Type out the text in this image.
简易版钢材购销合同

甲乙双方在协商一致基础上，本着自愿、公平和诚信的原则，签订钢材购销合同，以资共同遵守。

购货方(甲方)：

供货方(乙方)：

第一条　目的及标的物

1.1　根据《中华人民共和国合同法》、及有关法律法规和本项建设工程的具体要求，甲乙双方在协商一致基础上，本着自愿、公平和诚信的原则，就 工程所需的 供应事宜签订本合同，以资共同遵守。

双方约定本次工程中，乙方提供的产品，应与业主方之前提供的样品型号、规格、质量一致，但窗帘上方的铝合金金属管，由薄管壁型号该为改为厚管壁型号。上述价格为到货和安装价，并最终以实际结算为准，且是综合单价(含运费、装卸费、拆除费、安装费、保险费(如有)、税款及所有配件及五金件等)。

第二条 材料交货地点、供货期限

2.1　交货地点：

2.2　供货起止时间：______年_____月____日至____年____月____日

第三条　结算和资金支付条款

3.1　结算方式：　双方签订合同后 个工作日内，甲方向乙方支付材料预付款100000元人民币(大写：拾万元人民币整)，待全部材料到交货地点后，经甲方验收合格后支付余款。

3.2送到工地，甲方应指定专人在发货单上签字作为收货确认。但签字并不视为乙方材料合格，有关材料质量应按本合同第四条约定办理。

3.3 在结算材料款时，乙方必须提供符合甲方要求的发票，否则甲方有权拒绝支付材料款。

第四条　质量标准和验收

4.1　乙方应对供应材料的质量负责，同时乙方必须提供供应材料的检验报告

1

§

→ **Written request**:
Find the word "甲乙双方在协商一致基础上" in the entries, and copy every line it shows up in.

→ **Result of this exercise**:
甲乙双方在协商一致基础上，本着自愿、公平和诚信的原则，签订钢材购销合同，以资共同遵守。
1.1　根据《中华人民共和国合同法》、及有关法律法规和本项建设工程的具体要求，甲乙双方在协商一致基础上，本着自愿、公平和诚信的原则，就 工程所需的 供应事宜签订本合同，以资共同遵守。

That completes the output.